--- begin Records to use ---

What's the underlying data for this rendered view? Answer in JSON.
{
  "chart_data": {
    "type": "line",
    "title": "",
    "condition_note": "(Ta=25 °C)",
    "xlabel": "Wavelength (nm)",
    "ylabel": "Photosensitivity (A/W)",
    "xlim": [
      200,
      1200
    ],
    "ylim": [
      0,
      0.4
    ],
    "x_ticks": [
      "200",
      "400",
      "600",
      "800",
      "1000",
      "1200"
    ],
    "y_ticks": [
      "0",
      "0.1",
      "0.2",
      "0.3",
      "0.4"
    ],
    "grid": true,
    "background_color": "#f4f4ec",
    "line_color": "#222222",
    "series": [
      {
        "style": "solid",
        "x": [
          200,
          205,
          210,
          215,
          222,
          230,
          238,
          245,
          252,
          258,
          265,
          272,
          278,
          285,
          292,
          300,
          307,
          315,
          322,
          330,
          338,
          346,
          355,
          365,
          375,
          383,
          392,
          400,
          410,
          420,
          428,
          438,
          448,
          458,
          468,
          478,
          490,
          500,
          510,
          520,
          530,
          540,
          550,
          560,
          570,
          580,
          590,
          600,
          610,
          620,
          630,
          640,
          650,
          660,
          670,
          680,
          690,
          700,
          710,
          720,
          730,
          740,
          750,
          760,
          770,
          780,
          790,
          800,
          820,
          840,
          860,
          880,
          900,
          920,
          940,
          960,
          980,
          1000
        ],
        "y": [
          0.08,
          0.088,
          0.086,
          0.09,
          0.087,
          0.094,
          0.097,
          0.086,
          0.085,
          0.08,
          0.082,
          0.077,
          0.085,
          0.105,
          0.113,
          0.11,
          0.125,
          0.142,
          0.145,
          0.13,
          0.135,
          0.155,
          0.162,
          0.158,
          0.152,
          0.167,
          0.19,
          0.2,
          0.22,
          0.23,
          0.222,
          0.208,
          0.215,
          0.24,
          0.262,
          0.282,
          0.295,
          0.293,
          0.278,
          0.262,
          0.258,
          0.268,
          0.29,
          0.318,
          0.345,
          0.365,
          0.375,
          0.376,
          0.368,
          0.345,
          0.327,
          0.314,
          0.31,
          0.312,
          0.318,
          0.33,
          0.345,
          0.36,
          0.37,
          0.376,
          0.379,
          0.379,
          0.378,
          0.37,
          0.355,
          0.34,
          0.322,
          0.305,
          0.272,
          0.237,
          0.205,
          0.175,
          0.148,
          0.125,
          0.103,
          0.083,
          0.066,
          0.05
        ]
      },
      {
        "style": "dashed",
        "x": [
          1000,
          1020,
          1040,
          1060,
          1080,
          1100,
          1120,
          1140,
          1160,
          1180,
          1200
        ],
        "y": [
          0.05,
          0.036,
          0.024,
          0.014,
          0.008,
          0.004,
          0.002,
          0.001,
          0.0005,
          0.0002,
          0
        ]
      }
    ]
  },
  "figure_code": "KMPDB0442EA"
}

--- end Records to use ---

**Aim:** Retype the whole listing, matching it exactly.

**Reply:**
What's the underlying data for this rendered view? Answer in JSON.
{
  "chart_data": {
    "type": "line",
    "title": "",
    "condition_note": "(Ta=25 °C)",
    "xlabel": "Wavelength (nm)",
    "ylabel": "Photosensitivity (A/W)",
    "xlim": [
      200,
      1200
    ],
    "ylim": [
      0,
      0.4
    ],
    "x_ticks": [
      "200",
      "400",
      "600",
      "800",
      "1000",
      "1200"
    ],
    "y_ticks": [
      "0",
      "0.1",
      "0.2",
      "0.3",
      "0.4"
    ],
    "grid": true,
    "background_color": "#f4f4ec",
    "line_color": "#222222",
    "series": [
      {
        "style": "solid",
        "x": [
          200,
          205,
          210,
          215,
          222,
          230,
          238,
          245,
          252,
          258,
          265,
          272,
          278,
          285,
          292,
          300,
          307,
          315,
          322,
          330,
          338,
          346,
          355,
          365,
          375,
          383,
          392,
          400,
          410,
          420,
          428,
          438,
          448,
          458,
          468,
          478,
          490,
          500,
          510,
          520,
          530,
          540,
          550,
          560,
          570,
          580,
          590,
          600,
          610,
          620,
          630,
          640,
          650,
          660,
          670,
          680,
          690,
          700,
          710,
          720,
          730,
          740,
          750,
          760,
          770,
          780,
          790,
          800,
          820,
          840,
          860,
          880,
          900,
          920,
          940,
          960,
          980,
          1000
        ],
        "y": [
          0.08,
          0.088,
          0.086,
          0.09,
          0.087,
          0.094,
          0.097,
          0.086,
          0.085,
          0.08,
          0.082,
          0.077,
          0.085,
          0.105,
          0.113,
          0.11,
          0.125,
          0.142,
          0.145,
          0.13,
          0.135,
          0.155,
          0.162,
          0.158,
          0.152,
          0.167,
          0.19,
          0.2,
          0.22,
          0.23,
          0.222,
          0.208,
          0.215,
          0.24,
          0.262,
          0.282,
          0.295,
          0.293,
          0.278,
          0.262,
          0.258,
          0.268,
          0.29,
          0.318,
          0.345,
          0.365,
          0.375,
          0.376,
          0.368,
          0.345,
          0.327,
          0.314,
          0.31,
          0.312,
          0.318,
          0.33,
          0.345,
          0.36,
          0.37,
          0.376,
          0.379,
          0.379,
          0.378,
          0.37,
          0.355,
          0.34,
          0.322,
          0.305,
          0.272,
          0.237,
          0.205,
          0.175,
          0.148,
          0.125,
          0.103,
          0.083,
          0.066,
          0.05
        ]
      },
      {
        "style": "dashed",
        "x": [
          1000,
          1020,
          1040,
          1060,
          1080,
          1100,
          1120,
          1140,
          1160,
          1180,
          1200
        ],
        "y": [
          0.05,
          0.036,
          0.024,
          0.014,
          0.008,
          0.004,
          0.002,
          0.001,
          0.0005,
          0.0002,
          0
        ]
      }
    ]
  },
  "figure_code": "KMPDB0442EA"
}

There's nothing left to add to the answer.